TO DO = Return all entries precisely as they stand, without the images.

RECORDS SHOWN =
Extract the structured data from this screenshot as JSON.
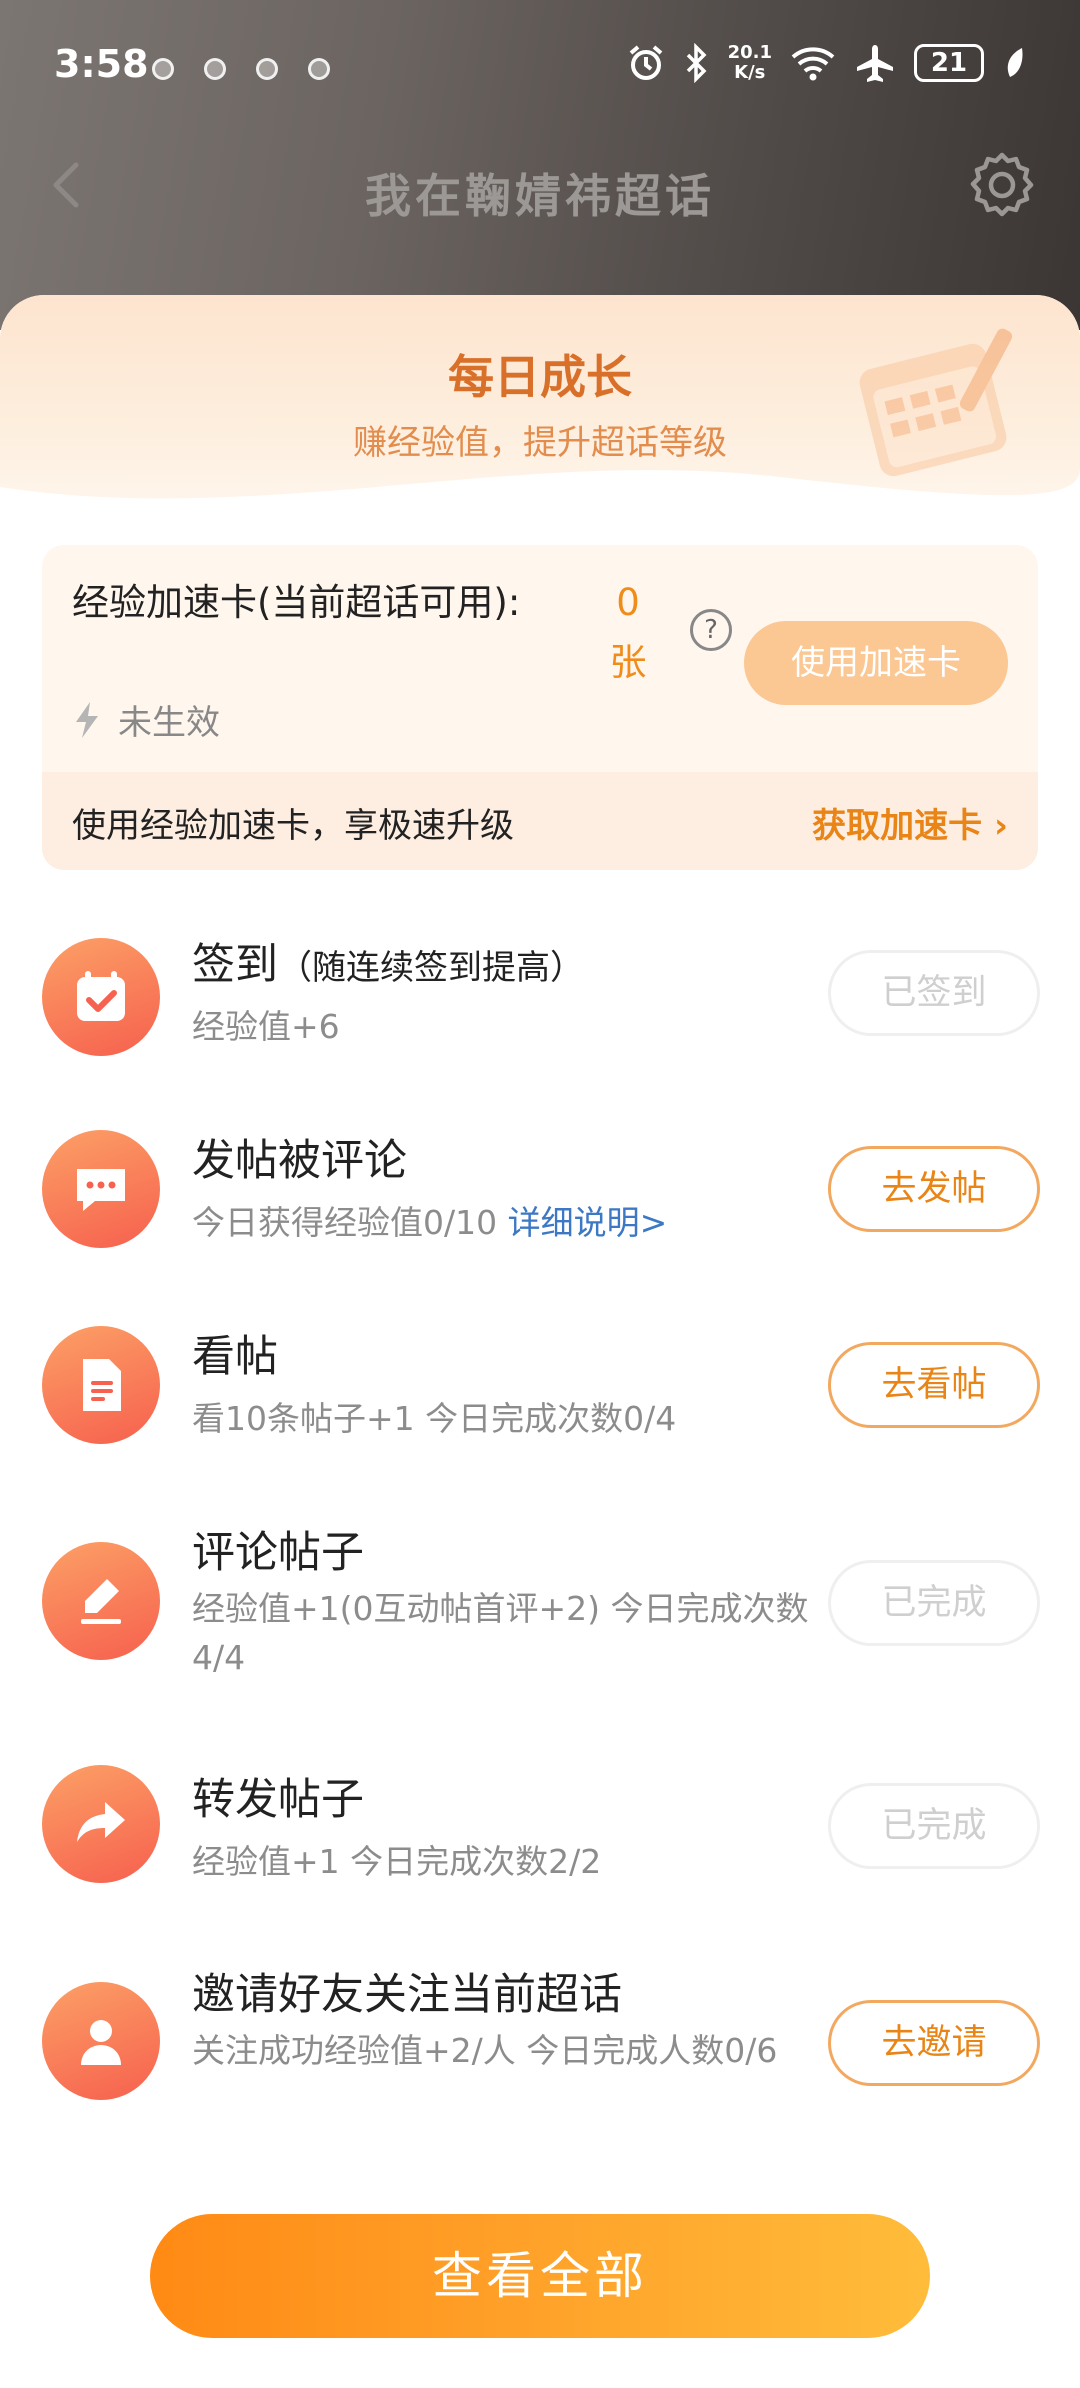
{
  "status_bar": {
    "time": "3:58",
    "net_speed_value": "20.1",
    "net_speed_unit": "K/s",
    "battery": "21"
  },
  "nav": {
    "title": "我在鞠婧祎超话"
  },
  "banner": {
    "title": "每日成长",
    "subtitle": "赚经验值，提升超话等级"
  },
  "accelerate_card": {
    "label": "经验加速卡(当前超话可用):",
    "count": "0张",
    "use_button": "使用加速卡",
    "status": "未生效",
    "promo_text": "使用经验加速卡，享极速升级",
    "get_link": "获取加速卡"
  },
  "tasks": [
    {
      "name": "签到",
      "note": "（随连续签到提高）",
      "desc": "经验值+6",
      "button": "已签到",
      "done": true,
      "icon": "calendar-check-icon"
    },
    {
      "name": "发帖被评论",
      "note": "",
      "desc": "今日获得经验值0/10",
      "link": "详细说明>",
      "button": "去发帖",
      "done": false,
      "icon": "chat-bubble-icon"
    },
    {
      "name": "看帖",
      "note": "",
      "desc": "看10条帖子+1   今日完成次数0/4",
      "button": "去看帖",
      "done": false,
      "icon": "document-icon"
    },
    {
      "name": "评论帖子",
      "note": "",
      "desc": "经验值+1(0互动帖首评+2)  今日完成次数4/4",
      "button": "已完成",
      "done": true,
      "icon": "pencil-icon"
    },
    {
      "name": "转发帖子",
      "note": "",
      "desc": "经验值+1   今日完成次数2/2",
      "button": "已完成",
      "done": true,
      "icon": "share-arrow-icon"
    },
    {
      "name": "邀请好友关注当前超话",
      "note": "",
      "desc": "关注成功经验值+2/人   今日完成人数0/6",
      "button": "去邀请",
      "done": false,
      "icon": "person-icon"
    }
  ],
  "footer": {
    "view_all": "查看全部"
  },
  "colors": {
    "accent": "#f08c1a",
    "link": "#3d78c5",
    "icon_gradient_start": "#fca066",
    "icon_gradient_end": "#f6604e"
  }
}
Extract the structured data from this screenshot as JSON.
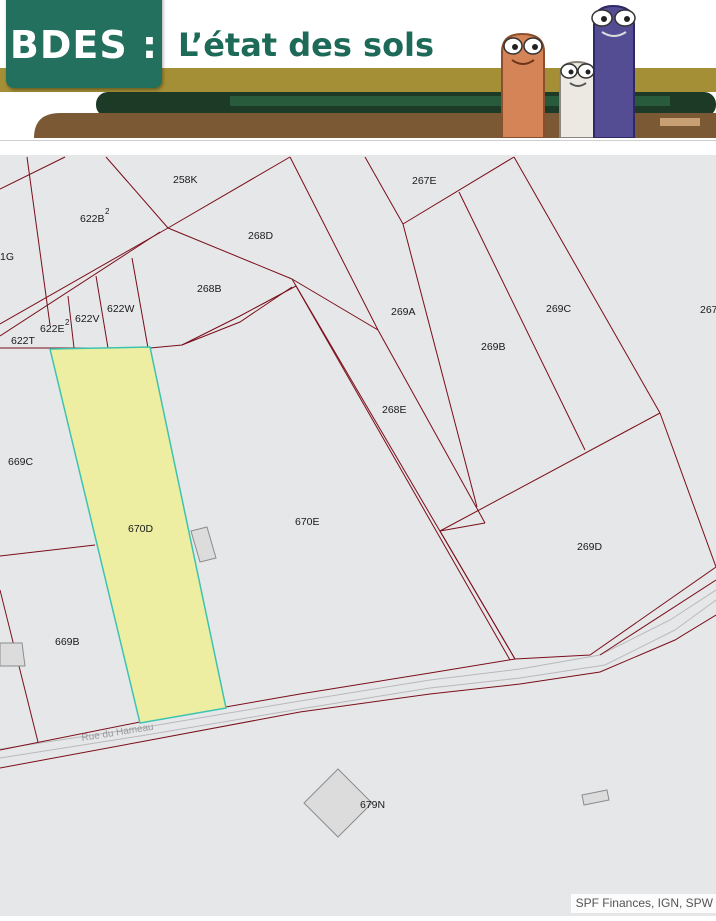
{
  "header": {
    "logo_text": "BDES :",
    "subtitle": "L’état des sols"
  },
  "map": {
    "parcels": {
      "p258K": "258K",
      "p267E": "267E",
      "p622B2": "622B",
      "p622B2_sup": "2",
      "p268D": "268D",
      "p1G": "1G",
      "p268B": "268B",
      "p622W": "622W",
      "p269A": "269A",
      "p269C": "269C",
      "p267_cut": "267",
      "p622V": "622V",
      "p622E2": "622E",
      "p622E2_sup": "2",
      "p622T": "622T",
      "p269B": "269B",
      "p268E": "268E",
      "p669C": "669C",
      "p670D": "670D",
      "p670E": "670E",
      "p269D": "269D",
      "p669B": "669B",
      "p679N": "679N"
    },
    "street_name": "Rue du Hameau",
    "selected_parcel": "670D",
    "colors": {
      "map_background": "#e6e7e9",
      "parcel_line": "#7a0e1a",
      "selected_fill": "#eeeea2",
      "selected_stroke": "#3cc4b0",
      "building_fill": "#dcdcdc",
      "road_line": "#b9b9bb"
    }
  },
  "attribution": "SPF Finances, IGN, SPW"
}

SOLUTION TO THE PROBLEM =
Extract the structured data from this screenshot as JSON.
{
  "status_bar": {
    "time": "3:58",
    "net_speed_value": "20.1",
    "net_speed_unit": "K/s",
    "battery": "21"
  },
  "nav": {
    "title": "我在鞠婧祎超话"
  },
  "banner": {
    "title": "每日成长",
    "subtitle": "赚经验值，提升超话等级"
  },
  "accelerate_card": {
    "label": "经验加速卡(当前超话可用):",
    "count": "0张",
    "use_button": "使用加速卡",
    "status": "未生效",
    "promo_text": "使用经验加速卡，享极速升级",
    "get_link": "获取加速卡"
  },
  "tasks": [
    {
      "name": "签到",
      "note": "（随连续签到提高）",
      "desc": "经验值+6",
      "button": "已签到",
      "done": true,
      "icon": "calendar-check-icon"
    },
    {
      "name": "发帖被评论",
      "note": "",
      "desc": "今日获得经验值0/10",
      "link": "详细说明>",
      "button": "去发帖",
      "done": false,
      "icon": "chat-bubble-icon"
    },
    {
      "name": "看帖",
      "note": "",
      "desc": "看10条帖子+1   今日完成次数0/4",
      "button": "去看帖",
      "done": false,
      "icon": "document-icon"
    },
    {
      "name": "评论帖子",
      "note": "",
      "desc": "经验值+1(0互动帖首评+2)  今日完成次数4/4",
      "button": "已完成",
      "done": true,
      "icon": "pencil-icon"
    },
    {
      "name": "转发帖子",
      "note": "",
      "desc": "经验值+1   今日完成次数2/2",
      "button": "已完成",
      "done": true,
      "icon": "share-arrow-icon"
    },
    {
      "name": "邀请好友关注当前超话",
      "note": "",
      "desc": "关注成功经验值+2/人   今日完成人数0/6",
      "button": "去邀请",
      "done": false,
      "icon": "person-icon"
    }
  ],
  "footer": {
    "view_all": "查看全部"
  },
  "colors": {
    "accent": "#f08c1a",
    "link": "#3d78c5",
    "icon_gradient_start": "#fca066",
    "icon_gradient_end": "#f6604e"
  }
}
Extract the structured data from this screenshot as JSON.
{
  "header": {
    "logo_text": "BDES :",
    "subtitle": "L’état des sols"
  },
  "map": {
    "parcels": {
      "p258K": "258K",
      "p267E": "267E",
      "p622B2": "622B",
      "p622B2_sup": "2",
      "p268D": "268D",
      "p1G": "1G",
      "p268B": "268B",
      "p622W": "622W",
      "p269A": "269A",
      "p269C": "269C",
      "p267_cut": "267",
      "p622V": "622V",
      "p622E2": "622E",
      "p622E2_sup": "2",
      "p622T": "622T",
      "p269B": "269B",
      "p268E": "268E",
      "p669C": "669C",
      "p670D": "670D",
      "p670E": "670E",
      "p269D": "269D",
      "p669B": "669B",
      "p679N": "679N"
    },
    "street_name": "Rue du Hameau",
    "selected_parcel": "670D",
    "colors": {
      "map_background": "#e6e7e9",
      "parcel_line": "#7a0e1a",
      "selected_fill": "#eeeea2",
      "selected_stroke": "#3cc4b0",
      "building_fill": "#dcdcdc",
      "road_line": "#b9b9bb"
    }
  },
  "attribution": "SPF Finances, IGN, SPW"
}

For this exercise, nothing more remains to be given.